Given request: Pick out every line that holds the string "JSON" and copy it.

[Dataset records]

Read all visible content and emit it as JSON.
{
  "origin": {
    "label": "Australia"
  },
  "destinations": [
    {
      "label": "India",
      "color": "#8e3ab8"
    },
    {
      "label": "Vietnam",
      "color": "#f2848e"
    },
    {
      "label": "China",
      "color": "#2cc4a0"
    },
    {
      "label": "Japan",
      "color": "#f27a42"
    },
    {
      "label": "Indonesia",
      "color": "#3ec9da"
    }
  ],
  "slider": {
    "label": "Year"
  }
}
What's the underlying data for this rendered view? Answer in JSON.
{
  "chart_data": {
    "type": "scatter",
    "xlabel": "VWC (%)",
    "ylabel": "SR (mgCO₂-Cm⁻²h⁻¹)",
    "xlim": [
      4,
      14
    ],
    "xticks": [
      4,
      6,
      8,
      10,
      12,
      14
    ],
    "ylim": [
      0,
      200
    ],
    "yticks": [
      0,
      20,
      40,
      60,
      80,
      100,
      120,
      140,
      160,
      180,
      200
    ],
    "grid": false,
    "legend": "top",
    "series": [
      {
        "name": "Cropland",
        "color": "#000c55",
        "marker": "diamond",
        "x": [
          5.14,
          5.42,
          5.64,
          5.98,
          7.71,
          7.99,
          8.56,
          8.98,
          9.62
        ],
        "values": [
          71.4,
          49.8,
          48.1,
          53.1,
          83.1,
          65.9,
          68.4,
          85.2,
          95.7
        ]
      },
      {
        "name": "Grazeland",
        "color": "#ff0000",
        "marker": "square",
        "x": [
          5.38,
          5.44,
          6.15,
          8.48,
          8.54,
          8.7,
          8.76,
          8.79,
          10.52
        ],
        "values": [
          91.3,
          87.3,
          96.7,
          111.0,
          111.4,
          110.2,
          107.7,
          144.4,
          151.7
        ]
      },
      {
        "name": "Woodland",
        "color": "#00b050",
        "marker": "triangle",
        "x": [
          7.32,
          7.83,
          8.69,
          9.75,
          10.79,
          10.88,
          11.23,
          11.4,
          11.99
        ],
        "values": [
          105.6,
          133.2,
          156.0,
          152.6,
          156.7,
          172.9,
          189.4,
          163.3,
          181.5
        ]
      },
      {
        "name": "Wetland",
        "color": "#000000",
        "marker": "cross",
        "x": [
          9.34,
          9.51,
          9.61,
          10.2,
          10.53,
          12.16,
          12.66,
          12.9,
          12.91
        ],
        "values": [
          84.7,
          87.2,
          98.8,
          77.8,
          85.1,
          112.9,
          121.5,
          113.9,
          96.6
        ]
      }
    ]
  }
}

Output below:
Read all visible content and emit it as JSON.
What's the underlying data for this rendered view? Answer in JSON.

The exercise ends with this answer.